> **Task goal**: Give the number of lines containing "adopted" in this listing, with no other words.

[START OF Information given]

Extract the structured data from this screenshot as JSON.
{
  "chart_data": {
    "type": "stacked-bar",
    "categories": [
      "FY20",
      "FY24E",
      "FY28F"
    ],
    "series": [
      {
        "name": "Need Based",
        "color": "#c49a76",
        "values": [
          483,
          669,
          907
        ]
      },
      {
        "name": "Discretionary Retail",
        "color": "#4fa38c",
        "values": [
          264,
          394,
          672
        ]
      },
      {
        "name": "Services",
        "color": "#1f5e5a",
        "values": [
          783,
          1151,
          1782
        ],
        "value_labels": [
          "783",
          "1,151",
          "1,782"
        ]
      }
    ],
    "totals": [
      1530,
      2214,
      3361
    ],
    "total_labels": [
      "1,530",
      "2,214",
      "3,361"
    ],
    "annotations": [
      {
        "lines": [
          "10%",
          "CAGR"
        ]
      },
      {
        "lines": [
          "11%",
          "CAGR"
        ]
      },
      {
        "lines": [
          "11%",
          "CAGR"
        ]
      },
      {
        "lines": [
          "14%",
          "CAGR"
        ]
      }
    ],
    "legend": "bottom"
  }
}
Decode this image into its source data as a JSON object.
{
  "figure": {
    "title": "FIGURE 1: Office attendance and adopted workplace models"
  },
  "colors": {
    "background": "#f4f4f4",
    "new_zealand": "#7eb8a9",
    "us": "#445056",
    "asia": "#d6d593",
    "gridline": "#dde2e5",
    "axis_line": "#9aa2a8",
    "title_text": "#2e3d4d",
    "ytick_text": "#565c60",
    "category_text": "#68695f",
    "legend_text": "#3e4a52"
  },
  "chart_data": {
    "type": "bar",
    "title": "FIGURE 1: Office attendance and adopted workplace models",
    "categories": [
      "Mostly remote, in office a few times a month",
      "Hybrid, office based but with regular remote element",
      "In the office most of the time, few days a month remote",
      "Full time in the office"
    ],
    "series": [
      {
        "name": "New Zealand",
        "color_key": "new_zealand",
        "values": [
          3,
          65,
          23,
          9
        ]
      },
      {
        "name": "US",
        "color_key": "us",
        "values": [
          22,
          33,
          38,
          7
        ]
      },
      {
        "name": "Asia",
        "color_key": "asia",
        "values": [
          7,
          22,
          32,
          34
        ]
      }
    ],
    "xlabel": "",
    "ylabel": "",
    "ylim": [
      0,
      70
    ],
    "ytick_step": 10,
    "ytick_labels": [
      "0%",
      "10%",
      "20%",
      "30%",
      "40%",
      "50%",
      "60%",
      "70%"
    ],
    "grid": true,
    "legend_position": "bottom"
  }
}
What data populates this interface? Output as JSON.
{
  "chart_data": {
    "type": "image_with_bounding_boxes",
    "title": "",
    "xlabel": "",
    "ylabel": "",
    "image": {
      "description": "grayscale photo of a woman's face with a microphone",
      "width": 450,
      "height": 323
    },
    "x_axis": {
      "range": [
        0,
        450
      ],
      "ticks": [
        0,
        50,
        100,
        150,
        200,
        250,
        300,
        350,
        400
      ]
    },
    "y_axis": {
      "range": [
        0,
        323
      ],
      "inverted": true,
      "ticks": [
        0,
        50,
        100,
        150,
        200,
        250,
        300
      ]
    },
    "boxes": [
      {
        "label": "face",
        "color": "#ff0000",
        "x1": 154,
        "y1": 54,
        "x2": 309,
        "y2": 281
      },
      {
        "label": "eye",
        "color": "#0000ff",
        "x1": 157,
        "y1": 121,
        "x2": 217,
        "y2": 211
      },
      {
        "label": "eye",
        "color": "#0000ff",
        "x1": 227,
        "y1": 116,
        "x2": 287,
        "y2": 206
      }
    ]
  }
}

[END OF Information given]

> **Response below**: 2